No obstante, más allá de lo beneficios indirectos de la estupidez peruana del Perú, lo que debe de ocuparnos son los motivos —el nudo central del asunto— que suscitaron la “queja” del General Edwin Donaire, el Comandante General del Ejército preocupado en dibujitos. La ilustración es una parodia de la famosa fotografía ganadora de un Premio Pulitzer, los soldados estadounidenses en el Monte Iwo Jima, pero en su versión peruana durante el conflicto armado interno: los soldados apuntan con un arma exagerada a un campesino, el verdadero héroe de nuestra historia última de violencia y sangre. En un país donde los militares son el paradigma del heroísmo, ¿cómo podría un campesino excluido del banquete quedar graficado como un Cristo inmolado? La imagen, en realidad, no es equívoca sino solo exagerada; basta leer algunos capítulos del informe final de la CVR para darnos cuenta de que esto es exactamente cierto. Es una tarea del propio Ejército Peruano cambiar de imagen, en lugar de optar por la inflexibilidad, el autoritarismo y la tacha fascista.
———
_TAREAS PENDIENTES_
1. Traduce al inglés esta oración del texto sobre la ilustración del conflicto armado: "La imagen, en realidad, no es equívoca sino solo exagerada; basta leer algunos capítulos del informe final de la CVR para darnos cuenta de que esto es exactamente cierto."
2. Prosigue el texto sobre la ilustración del conflicto armado a partir de su última oración.

_DATOS PROPORCIONADOS_
———
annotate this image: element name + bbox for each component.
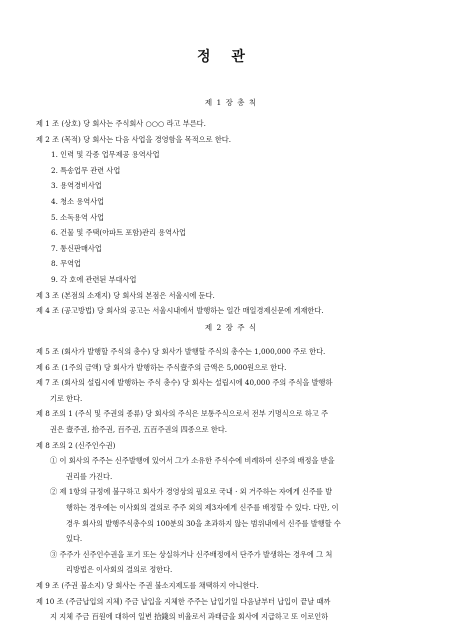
———
_RESPUESTAS_
1. The image, in fact, is not misleading but merely exaggerated; reading a few chapters of the CVR's final report is enough to realize that this is exactly true.

2.
La caricatura como género siempre ofenderá: ése es su cometido; entendemos que a los militares no les haya gustado —¿a quién le gusta su propia caricatura?— pero una cosa es opinar en contra, y otra muy diferente, acallar la voz que nos acusa. No obstante, lo peor de todo es que haya tenido eco en una institución que se supone debe proteger todo tipo de expresión artística, todo artefacto cultural, toda forma de organizar lo que algunos denominan “cultura” en nuestro país. ¿Acaso no se pudo contestar la carta al General Donaire puntualizando que se trata solo de una muestra de caricaturas en un gesto del INC defendiendo su propio fuero? Si cedemos en este punto, se ha cedido en todo. Porque es fácil proteger el patrimonio ancestral, pero muy diferente hacerlo cuando hablamos de cultura viva e insumisa.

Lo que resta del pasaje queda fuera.